_WHAT YOU WILL DO_
Count the lines below that contain the word "minutes". Give only the number.

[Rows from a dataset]
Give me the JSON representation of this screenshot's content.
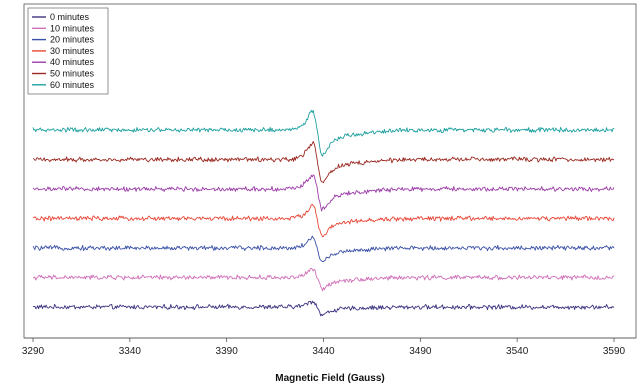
{
  "chart_data": {
    "type": "line",
    "title": "",
    "xlabel": "Magnetic Field (Gauss)",
    "ylabel": "",
    "xlim": [
      3290,
      3590
    ],
    "x_ticks": [
      3290,
      3340,
      3390,
      3440,
      3490,
      3540,
      3590
    ],
    "grid": false,
    "legend_placement": "top-left",
    "y_axis_visible": false,
    "series_offset_order": "0 minutes at bottom, 60 minutes at top",
    "signal_center_gauss": 3437,
    "series": [
      {
        "name": "0 minutes",
        "color": "#3b3480",
        "baseline_offset": 0,
        "peak_amplitude": 0.9
      },
      {
        "name": "10 minutes",
        "color": "#d070b8",
        "baseline_offset": 1,
        "peak_amplitude": 1.3
      },
      {
        "name": "20 minutes",
        "color": "#3c52a8",
        "baseline_offset": 2,
        "peak_amplitude": 1.6
      },
      {
        "name": "30 minutes",
        "color": "#e84838",
        "baseline_offset": 3,
        "peak_amplitude": 2.0
      },
      {
        "name": "40 minutes",
        "color": "#9c3ea8",
        "baseline_offset": 4,
        "peak_amplitude": 2.3
      },
      {
        "name": "50 minutes",
        "color": "#9a2a22",
        "baseline_offset": 5,
        "peak_amplitude": 2.6
      },
      {
        "name": "60 minutes",
        "color": "#1fa0a0",
        "baseline_offset": 6,
        "peak_amplitude": 2.9
      }
    ]
  }
}
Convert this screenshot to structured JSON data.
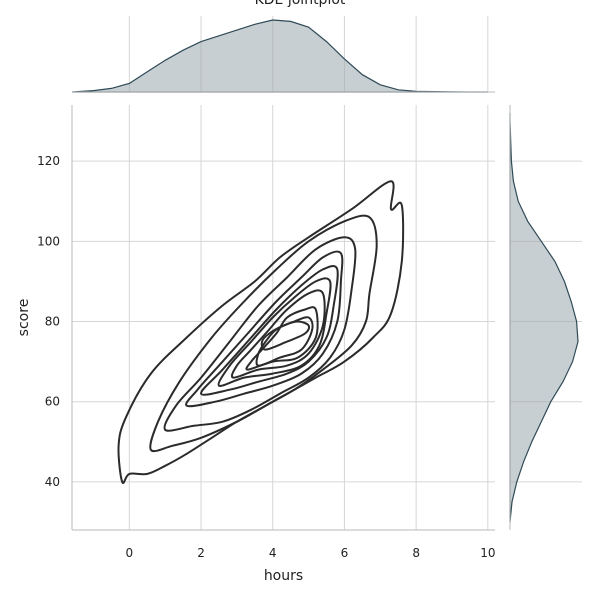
{
  "chart_data": {
    "type": "kde_jointplot",
    "title": "KDE jointplot",
    "xlabel": "hours",
    "ylabel": "score",
    "xlim": [
      -1.6,
      10.2
    ],
    "ylim": [
      28,
      134
    ],
    "xticks": [
      0,
      2,
      4,
      6,
      8,
      10
    ],
    "yticks": [
      40,
      60,
      80,
      100,
      120
    ],
    "grid": true,
    "color": "#2f4a57",
    "joint_contours": [
      {
        "level": 1,
        "points": [
          [
            -0.2,
            40
          ],
          [
            0.0,
            42
          ],
          [
            0.5,
            42
          ],
          [
            1.0,
            44
          ],
          [
            1.6,
            47
          ],
          [
            2.3,
            51
          ],
          [
            3.0,
            55
          ],
          [
            3.8,
            59
          ],
          [
            4.6,
            63
          ],
          [
            5.2,
            66
          ],
          [
            6.0,
            70
          ],
          [
            6.8,
            76
          ],
          [
            7.3,
            82
          ],
          [
            7.6,
            95
          ],
          [
            7.6,
            109
          ],
          [
            7.3,
            108
          ],
          [
            7.3,
            115
          ],
          [
            6.2,
            108
          ],
          [
            5.0,
            101
          ],
          [
            4.2,
            96
          ],
          [
            3.5,
            90
          ],
          [
            2.6,
            84
          ],
          [
            1.6,
            76
          ],
          [
            0.6,
            67
          ],
          [
            -0.1,
            56
          ],
          [
            -0.3,
            49
          ]
        ]
      },
      {
        "level": 2,
        "points": [
          [
            0.6,
            48
          ],
          [
            1.2,
            49
          ],
          [
            2.0,
            51
          ],
          [
            3.0,
            55
          ],
          [
            3.8,
            59
          ],
          [
            4.6,
            63
          ],
          [
            5.4,
            68
          ],
          [
            6.2,
            74
          ],
          [
            6.6,
            80
          ],
          [
            6.7,
            87
          ],
          [
            6.9,
            99
          ],
          [
            6.7,
            106
          ],
          [
            6.0,
            105
          ],
          [
            5.0,
            100
          ],
          [
            4.1,
            93
          ],
          [
            3.2,
            85
          ],
          [
            2.3,
            76
          ],
          [
            1.4,
            65
          ],
          [
            0.8,
            55
          ]
        ]
      },
      {
        "level": 3,
        "points": [
          [
            1.0,
            53
          ],
          [
            1.8,
            54
          ],
          [
            2.6,
            55
          ],
          [
            3.4,
            58
          ],
          [
            4.2,
            62
          ],
          [
            5.0,
            66
          ],
          [
            5.6,
            71
          ],
          [
            6.0,
            78
          ],
          [
            6.2,
            88
          ],
          [
            6.3,
            98
          ],
          [
            6.0,
            101
          ],
          [
            5.2,
            98
          ],
          [
            4.4,
            91
          ],
          [
            3.6,
            84
          ],
          [
            2.8,
            75
          ],
          [
            2.0,
            66
          ],
          [
            1.3,
            59
          ]
        ]
      },
      {
        "level": 4,
        "points": [
          [
            1.6,
            59
          ],
          [
            2.4,
            60
          ],
          [
            3.2,
            62
          ],
          [
            4.0,
            64
          ],
          [
            4.8,
            67
          ],
          [
            5.4,
            72
          ],
          [
            5.8,
            80
          ],
          [
            5.9,
            90
          ],
          [
            5.9,
            97
          ],
          [
            5.4,
            96
          ],
          [
            4.8,
            91
          ],
          [
            4.1,
            85
          ],
          [
            3.3,
            77
          ],
          [
            2.5,
            69
          ],
          [
            1.9,
            63
          ]
        ]
      },
      {
        "level": 5,
        "points": [
          [
            2.0,
            62
          ],
          [
            2.8,
            63
          ],
          [
            3.6,
            65
          ],
          [
            4.4,
            67
          ],
          [
            5.0,
            70
          ],
          [
            5.5,
            76
          ],
          [
            5.7,
            84
          ],
          [
            5.8,
            93
          ],
          [
            5.4,
            93
          ],
          [
            4.8,
            89
          ],
          [
            4.1,
            83
          ],
          [
            3.4,
            76
          ],
          [
            2.6,
            68
          ]
        ]
      },
      {
        "level": 6,
        "points": [
          [
            2.5,
            64
          ],
          [
            3.2,
            66
          ],
          [
            4.0,
            67
          ],
          [
            4.8,
            69
          ],
          [
            5.3,
            74
          ],
          [
            5.5,
            82
          ],
          [
            5.6,
            90
          ],
          [
            5.2,
            90
          ],
          [
            4.6,
            86
          ],
          [
            4.0,
            81
          ],
          [
            3.4,
            75
          ],
          [
            2.8,
            69
          ]
        ]
      },
      {
        "level": 7,
        "points": [
          [
            2.9,
            66
          ],
          [
            3.6,
            68
          ],
          [
            4.4,
            69
          ],
          [
            5.0,
            72
          ],
          [
            5.4,
            79
          ],
          [
            5.4,
            87
          ],
          [
            5.0,
            87
          ],
          [
            4.4,
            83
          ],
          [
            3.9,
            78
          ],
          [
            3.4,
            73
          ],
          [
            3.0,
            69
          ]
        ]
      },
      {
        "level": 8,
        "points": [
          [
            3.3,
            68
          ],
          [
            4.0,
            70
          ],
          [
            4.7,
            71
          ],
          [
            5.2,
            76
          ],
          [
            5.2,
            83
          ],
          [
            4.9,
            83
          ],
          [
            4.4,
            81
          ],
          [
            4.1,
            77
          ],
          [
            3.7,
            73
          ],
          [
            3.4,
            70
          ]
        ]
      },
      {
        "level": 9,
        "points": [
          [
            3.6,
            69
          ],
          [
            4.2,
            71
          ],
          [
            4.8,
            73
          ],
          [
            5.1,
            78
          ],
          [
            5.0,
            81
          ],
          [
            4.6,
            80
          ],
          [
            4.1,
            78
          ],
          [
            3.8,
            75
          ],
          [
            3.6,
            72
          ]
        ]
      },
      {
        "level": 10,
        "points": [
          [
            3.8,
            73
          ],
          [
            4.4,
            75
          ],
          [
            4.9,
            77
          ],
          [
            5.0,
            79
          ],
          [
            4.7,
            80
          ],
          [
            4.3,
            79
          ],
          [
            3.9,
            77
          ],
          [
            3.7,
            75
          ]
        ]
      }
    ],
    "marginal_x": {
      "x": [
        -1.6,
        -1.0,
        -0.5,
        0,
        0.5,
        1,
        1.5,
        2,
        2.5,
        3,
        3.5,
        4,
        4.5,
        5,
        5.5,
        6,
        6.5,
        7,
        7.5,
        8,
        8.5,
        9,
        9.5,
        10
      ],
      "density": [
        0.0,
        0.02,
        0.05,
        0.12,
        0.28,
        0.44,
        0.58,
        0.7,
        0.78,
        0.86,
        0.94,
        1.0,
        0.98,
        0.9,
        0.7,
        0.46,
        0.24,
        0.1,
        0.03,
        0.01,
        0.005,
        0.002,
        0.0,
        0.0
      ]
    },
    "marginal_y": {
      "y": [
        30,
        35,
        40,
        45,
        50,
        55,
        60,
        65,
        70,
        75,
        80,
        85,
        90,
        95,
        100,
        105,
        110,
        115,
        120,
        125,
        130,
        132
      ],
      "density": [
        0.0,
        0.03,
        0.1,
        0.2,
        0.32,
        0.46,
        0.6,
        0.78,
        0.92,
        1.0,
        0.98,
        0.9,
        0.8,
        0.66,
        0.46,
        0.26,
        0.12,
        0.05,
        0.02,
        0.01,
        0.0,
        0.0
      ]
    }
  }
}
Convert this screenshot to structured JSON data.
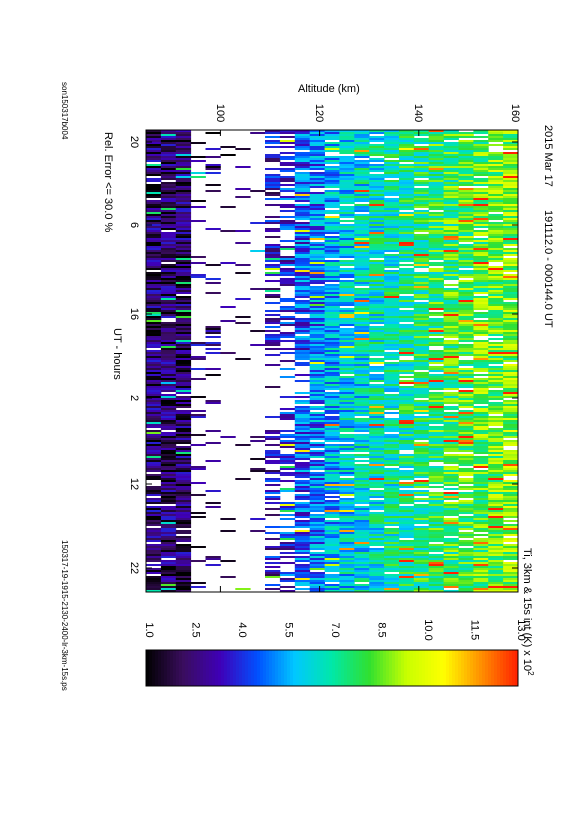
{
  "header": {
    "date": "2015 Mar 17",
    "time_range": "191112.0 - 000144.0 UT"
  },
  "chart_data": {
    "type": "heatmap",
    "orientation": "rotated 90 degrees clockwise (portrait page)",
    "xlabel": "UT - hours",
    "ylabel": "Altitude (km)",
    "x_ticks": [
      "20",
      "6",
      "16",
      "2",
      "12",
      "22"
    ],
    "y_ticks": [
      "100",
      "120",
      "140",
      "160"
    ],
    "y_range": [
      85,
      160
    ],
    "color_quantity": "Ti, 3km & 15s int (K) x 10",
    "color_exponent": "2",
    "colorbar_ticks": [
      "1.0",
      "2.5",
      "4.0",
      "5.5",
      "7.0",
      "8.5",
      "10.0",
      "11.5",
      "13.0"
    ],
    "colorbar_range": [
      1.0,
      13.0
    ],
    "colormap": [
      "#000000",
      "#3a0d5e",
      "#3f00b8",
      "#0050ff",
      "#00c8ff",
      "#00e8a8",
      "#30e030",
      "#c8ff00",
      "#ffff00",
      "#ff9000",
      "#ff2000"
    ],
    "altitude_profile_1e2K": [
      {
        "alt": 85,
        "ti": 2.4
      },
      {
        "alt": 95,
        "ti": 2.2
      },
      {
        "alt": 100,
        "ti": null
      },
      {
        "alt": 108,
        "ti": 3.0
      },
      {
        "alt": 118,
        "ti": 4.8
      },
      {
        "alt": 124,
        "ti": 6.0
      },
      {
        "alt": 135,
        "ti": 7.0
      },
      {
        "alt": 145,
        "ti": 7.8
      },
      {
        "alt": 155,
        "ti": 8.5
      },
      {
        "alt": 160,
        "ti": 8.8
      }
    ],
    "footer_left": "Rel. Error <= 30.0 %",
    "footer_right": "150317-19-1915-2130-2400-lr-3km-15s.ps",
    "file_code": "son150317b004"
  }
}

_WRITTEN ANSWER_
8